◆ GIVEN REQUEST
Please pull out every line that includes the string "region".
### EXERCISE MATERIALS
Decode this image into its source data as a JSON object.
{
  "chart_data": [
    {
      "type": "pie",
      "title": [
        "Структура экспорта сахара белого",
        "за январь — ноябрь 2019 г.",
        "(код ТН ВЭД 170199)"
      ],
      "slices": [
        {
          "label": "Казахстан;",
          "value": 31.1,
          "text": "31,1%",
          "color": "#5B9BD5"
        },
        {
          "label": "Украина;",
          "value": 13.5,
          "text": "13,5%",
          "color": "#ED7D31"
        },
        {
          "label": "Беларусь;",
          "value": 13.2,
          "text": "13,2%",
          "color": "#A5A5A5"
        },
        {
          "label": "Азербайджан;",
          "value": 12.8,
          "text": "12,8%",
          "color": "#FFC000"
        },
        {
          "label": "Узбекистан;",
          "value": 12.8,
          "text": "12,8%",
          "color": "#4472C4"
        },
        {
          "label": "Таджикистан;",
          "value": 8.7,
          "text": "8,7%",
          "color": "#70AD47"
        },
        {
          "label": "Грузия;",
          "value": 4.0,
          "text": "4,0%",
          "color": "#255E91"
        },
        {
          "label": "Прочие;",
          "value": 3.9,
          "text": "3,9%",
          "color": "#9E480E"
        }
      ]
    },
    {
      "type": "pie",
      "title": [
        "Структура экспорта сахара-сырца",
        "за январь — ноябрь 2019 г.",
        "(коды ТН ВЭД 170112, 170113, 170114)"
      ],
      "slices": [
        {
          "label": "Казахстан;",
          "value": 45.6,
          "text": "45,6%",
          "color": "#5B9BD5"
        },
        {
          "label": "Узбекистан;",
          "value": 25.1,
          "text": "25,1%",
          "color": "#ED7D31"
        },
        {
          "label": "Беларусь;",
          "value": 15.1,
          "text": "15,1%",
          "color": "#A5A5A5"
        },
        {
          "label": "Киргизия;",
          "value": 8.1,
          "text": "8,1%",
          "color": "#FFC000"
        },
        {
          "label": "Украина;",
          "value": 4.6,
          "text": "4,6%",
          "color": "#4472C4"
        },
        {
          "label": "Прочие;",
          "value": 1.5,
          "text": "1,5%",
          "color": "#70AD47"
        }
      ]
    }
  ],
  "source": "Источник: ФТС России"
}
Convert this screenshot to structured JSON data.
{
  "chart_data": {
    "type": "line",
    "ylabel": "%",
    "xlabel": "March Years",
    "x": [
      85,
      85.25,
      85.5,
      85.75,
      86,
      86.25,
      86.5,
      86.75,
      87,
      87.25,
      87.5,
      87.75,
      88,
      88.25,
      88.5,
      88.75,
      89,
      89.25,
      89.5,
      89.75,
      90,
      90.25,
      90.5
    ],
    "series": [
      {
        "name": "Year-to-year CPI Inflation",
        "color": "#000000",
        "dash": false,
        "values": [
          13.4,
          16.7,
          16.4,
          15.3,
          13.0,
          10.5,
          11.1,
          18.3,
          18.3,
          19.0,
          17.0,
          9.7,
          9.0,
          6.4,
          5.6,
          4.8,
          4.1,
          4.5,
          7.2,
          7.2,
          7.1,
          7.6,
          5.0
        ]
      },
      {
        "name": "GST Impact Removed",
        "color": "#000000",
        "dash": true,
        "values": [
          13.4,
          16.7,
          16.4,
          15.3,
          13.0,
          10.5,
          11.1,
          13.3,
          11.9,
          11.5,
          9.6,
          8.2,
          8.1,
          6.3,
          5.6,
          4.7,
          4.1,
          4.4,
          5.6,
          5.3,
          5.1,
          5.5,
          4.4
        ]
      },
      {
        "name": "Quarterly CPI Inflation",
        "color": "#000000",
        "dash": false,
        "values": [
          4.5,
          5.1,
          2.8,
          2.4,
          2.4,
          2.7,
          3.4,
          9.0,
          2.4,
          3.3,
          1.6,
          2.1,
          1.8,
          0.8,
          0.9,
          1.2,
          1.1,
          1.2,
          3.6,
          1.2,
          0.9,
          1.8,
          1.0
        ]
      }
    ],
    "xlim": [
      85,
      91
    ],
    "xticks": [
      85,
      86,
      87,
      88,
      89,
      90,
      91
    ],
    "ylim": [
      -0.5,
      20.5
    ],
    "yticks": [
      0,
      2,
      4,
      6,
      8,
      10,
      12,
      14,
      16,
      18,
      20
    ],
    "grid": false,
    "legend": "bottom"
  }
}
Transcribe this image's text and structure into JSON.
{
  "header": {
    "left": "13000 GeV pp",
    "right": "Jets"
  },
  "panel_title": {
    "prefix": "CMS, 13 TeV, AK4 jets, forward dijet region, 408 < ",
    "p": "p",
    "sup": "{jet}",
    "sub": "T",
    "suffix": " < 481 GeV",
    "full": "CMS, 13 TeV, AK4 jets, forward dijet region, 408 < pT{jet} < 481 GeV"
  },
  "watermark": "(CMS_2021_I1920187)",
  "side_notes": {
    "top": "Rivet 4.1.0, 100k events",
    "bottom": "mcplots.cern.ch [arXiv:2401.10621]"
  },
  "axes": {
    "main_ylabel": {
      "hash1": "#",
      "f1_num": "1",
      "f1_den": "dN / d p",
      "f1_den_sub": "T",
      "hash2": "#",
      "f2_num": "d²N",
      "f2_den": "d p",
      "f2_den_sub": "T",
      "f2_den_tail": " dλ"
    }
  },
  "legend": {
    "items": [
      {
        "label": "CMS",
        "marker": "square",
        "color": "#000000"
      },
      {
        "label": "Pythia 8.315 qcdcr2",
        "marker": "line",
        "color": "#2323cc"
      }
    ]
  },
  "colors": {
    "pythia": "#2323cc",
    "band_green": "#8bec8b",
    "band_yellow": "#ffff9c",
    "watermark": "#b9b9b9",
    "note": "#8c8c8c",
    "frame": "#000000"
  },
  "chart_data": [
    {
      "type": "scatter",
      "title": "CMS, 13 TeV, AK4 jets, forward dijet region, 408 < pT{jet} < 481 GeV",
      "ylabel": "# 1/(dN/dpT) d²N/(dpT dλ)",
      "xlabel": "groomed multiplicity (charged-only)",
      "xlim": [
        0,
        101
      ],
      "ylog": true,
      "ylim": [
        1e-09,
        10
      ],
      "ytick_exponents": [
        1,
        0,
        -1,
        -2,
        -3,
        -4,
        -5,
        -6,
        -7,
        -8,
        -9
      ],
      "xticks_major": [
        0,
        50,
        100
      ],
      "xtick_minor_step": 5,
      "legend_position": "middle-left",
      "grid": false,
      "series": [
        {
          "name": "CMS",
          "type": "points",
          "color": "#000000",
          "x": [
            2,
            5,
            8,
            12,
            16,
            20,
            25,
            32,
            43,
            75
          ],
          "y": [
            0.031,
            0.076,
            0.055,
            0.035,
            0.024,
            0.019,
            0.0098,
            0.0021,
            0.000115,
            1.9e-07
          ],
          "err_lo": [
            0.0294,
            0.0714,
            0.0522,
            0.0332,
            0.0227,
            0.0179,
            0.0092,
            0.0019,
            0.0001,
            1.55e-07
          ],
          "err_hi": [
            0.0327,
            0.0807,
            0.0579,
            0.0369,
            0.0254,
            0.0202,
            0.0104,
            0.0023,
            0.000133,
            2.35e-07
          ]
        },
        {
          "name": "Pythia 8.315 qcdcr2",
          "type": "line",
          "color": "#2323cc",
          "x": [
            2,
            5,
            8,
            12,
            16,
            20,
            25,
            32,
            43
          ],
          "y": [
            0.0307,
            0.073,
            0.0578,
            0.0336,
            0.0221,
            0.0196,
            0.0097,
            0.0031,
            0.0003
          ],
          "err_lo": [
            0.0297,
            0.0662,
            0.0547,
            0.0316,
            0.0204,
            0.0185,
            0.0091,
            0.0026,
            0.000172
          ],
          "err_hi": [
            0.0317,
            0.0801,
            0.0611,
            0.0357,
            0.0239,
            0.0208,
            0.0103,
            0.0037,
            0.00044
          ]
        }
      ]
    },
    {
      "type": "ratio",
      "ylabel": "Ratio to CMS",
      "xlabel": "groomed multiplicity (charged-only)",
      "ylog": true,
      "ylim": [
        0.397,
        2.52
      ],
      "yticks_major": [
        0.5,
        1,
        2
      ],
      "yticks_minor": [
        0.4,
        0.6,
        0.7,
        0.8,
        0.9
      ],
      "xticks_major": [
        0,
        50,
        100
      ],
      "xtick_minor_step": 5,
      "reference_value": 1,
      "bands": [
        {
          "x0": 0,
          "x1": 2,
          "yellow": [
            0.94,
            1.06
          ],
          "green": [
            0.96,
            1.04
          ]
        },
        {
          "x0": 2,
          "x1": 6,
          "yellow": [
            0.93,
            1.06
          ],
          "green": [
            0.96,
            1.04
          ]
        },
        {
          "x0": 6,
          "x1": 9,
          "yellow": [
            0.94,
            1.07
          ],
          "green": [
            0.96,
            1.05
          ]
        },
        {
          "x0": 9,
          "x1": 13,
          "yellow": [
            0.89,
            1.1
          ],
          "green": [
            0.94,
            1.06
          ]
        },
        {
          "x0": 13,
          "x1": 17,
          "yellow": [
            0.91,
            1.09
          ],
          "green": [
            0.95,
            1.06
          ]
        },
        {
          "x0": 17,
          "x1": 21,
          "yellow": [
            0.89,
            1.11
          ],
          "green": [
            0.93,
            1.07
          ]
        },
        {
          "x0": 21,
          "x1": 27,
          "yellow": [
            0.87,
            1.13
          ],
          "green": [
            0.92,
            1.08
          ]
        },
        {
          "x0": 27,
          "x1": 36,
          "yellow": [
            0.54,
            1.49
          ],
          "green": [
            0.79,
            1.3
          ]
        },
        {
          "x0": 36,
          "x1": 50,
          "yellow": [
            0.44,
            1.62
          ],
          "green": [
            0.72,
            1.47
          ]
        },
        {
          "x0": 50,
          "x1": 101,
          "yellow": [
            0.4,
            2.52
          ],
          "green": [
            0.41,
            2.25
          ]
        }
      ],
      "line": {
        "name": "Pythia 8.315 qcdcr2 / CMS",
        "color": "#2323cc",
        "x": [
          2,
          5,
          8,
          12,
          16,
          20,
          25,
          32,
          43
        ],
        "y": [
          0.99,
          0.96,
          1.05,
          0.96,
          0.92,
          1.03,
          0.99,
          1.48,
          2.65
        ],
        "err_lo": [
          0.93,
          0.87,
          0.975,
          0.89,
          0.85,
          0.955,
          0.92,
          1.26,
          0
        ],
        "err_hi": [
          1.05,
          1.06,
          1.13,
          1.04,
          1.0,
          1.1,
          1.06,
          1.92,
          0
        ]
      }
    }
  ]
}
######
◆ SOLUTION TO THIS TASK
    "prefix": "CMS, 13 TeV, AK4 jets, forward dijet region, 408 < ",
    "full": "CMS, 13 TeV, AK4 jets, forward dijet region, 408 < pT{jet} < 481 GeV"
      "title": "CMS, 13 TeV, AK4 jets, forward dijet region, 408 < pT{jet} < 481 GeV",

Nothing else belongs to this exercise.